(Dataset entries)
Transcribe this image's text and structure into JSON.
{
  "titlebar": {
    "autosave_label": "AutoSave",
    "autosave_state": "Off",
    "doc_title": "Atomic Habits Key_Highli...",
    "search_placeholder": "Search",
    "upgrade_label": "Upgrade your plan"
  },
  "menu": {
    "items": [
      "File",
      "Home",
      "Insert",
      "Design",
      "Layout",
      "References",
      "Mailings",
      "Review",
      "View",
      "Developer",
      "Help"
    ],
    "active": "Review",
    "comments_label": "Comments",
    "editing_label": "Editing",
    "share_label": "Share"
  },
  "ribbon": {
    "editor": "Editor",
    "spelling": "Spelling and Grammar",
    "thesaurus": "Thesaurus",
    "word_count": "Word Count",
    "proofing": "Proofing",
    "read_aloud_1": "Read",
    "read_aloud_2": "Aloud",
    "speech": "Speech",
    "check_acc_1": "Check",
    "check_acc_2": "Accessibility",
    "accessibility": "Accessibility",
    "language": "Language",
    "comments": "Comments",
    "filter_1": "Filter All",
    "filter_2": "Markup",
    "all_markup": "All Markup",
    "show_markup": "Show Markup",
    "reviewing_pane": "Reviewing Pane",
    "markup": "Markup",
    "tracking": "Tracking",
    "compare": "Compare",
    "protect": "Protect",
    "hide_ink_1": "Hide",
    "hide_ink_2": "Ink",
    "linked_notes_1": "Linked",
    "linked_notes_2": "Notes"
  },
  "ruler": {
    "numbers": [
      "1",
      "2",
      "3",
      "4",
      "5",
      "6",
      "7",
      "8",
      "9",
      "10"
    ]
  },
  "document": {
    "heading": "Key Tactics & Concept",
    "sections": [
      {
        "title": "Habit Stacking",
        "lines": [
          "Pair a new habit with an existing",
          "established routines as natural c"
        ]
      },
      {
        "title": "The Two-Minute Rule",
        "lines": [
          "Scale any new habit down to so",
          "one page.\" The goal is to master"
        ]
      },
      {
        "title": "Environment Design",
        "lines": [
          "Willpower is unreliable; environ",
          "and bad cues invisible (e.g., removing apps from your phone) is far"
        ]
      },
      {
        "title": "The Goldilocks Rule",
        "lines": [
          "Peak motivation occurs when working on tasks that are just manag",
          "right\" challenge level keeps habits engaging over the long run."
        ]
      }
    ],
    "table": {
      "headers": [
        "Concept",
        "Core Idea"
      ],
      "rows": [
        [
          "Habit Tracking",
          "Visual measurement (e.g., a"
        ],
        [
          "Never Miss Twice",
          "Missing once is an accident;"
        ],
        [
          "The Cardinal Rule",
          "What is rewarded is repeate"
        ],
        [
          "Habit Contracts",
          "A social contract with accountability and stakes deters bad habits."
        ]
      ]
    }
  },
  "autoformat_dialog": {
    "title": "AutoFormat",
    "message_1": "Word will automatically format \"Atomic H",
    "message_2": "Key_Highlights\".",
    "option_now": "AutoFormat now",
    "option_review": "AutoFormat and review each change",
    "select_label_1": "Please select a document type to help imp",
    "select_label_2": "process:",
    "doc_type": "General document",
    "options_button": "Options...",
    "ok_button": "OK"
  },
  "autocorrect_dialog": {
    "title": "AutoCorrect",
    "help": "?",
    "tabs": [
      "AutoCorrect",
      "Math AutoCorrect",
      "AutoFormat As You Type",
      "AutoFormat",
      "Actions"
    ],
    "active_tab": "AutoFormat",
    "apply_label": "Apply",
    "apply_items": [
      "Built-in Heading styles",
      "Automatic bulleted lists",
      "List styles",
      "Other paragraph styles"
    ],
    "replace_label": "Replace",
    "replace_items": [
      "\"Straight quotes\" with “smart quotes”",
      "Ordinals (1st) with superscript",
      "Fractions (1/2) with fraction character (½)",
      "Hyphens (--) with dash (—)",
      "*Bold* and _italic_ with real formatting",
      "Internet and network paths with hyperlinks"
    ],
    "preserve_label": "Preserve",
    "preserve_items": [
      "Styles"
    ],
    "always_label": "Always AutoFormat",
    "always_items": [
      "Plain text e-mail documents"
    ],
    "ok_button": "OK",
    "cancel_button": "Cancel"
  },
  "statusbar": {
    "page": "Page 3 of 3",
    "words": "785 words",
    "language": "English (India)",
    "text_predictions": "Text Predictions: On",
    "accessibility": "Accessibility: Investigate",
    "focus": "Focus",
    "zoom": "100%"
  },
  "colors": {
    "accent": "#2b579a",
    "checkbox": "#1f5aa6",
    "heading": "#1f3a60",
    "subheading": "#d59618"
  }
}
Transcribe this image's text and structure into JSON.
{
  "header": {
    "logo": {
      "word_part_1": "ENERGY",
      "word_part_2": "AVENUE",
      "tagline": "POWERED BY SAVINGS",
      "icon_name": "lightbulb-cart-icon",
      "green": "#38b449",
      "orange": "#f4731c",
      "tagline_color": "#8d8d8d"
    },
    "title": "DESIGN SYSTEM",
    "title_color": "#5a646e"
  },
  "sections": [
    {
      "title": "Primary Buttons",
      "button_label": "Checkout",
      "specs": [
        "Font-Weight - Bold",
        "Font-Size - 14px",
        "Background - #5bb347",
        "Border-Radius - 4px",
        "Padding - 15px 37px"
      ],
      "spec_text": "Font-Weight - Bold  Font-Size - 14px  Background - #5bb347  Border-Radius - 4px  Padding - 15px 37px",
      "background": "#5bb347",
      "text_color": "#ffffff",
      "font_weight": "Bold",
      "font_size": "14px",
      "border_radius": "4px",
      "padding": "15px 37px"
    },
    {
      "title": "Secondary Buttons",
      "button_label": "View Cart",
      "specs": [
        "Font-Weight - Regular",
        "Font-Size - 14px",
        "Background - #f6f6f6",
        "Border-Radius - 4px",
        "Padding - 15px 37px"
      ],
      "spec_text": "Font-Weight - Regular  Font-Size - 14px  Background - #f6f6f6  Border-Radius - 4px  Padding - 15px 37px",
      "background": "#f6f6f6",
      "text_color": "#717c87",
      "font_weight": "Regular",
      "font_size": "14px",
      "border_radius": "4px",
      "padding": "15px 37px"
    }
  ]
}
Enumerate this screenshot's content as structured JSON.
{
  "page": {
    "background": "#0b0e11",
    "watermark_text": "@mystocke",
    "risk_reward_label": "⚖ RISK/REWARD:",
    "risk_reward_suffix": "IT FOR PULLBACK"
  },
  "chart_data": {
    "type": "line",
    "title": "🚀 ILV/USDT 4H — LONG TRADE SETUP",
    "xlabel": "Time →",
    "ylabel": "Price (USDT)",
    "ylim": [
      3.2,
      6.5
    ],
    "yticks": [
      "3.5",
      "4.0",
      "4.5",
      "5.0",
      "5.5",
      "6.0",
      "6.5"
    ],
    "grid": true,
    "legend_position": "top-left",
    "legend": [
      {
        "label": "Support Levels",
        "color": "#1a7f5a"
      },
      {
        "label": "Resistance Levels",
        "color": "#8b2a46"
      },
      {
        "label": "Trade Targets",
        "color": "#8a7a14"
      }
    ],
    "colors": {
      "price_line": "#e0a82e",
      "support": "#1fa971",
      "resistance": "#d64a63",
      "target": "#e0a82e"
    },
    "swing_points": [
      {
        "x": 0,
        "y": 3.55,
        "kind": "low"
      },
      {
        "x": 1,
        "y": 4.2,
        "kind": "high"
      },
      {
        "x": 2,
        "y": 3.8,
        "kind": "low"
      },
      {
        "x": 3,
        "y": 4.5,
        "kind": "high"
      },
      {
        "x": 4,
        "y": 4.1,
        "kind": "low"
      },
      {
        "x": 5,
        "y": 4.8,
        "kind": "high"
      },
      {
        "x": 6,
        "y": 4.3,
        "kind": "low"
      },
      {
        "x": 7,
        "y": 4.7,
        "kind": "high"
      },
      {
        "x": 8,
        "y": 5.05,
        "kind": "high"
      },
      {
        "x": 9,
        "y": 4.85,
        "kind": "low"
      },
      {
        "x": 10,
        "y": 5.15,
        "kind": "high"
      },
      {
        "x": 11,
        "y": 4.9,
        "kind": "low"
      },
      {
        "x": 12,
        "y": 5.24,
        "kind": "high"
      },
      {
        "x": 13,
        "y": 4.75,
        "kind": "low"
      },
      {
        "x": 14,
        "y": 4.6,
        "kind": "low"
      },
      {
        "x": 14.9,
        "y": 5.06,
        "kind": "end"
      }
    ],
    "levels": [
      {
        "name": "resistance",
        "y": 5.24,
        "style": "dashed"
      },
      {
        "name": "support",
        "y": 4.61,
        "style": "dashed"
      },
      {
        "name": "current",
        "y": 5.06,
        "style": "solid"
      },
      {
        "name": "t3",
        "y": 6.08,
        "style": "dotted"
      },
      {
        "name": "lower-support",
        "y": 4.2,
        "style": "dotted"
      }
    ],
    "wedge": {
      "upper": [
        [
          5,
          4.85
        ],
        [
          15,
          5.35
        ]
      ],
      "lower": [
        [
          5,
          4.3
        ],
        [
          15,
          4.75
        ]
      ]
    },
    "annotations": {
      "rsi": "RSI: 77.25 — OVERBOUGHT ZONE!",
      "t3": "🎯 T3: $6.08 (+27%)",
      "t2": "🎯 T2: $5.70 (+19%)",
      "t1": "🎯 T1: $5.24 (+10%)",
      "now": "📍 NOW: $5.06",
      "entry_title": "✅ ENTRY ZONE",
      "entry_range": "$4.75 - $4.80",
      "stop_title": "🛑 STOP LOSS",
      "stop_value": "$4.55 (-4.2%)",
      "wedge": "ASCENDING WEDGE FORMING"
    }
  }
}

### Problem statement
Look through the material and copy each line that has "ZONE".

### Result of this exercise
      "rsi": "RSI: 77.25 — OVERBOUGHT ZONE!",
      "entry_title": "✅ ENTRY ZONE",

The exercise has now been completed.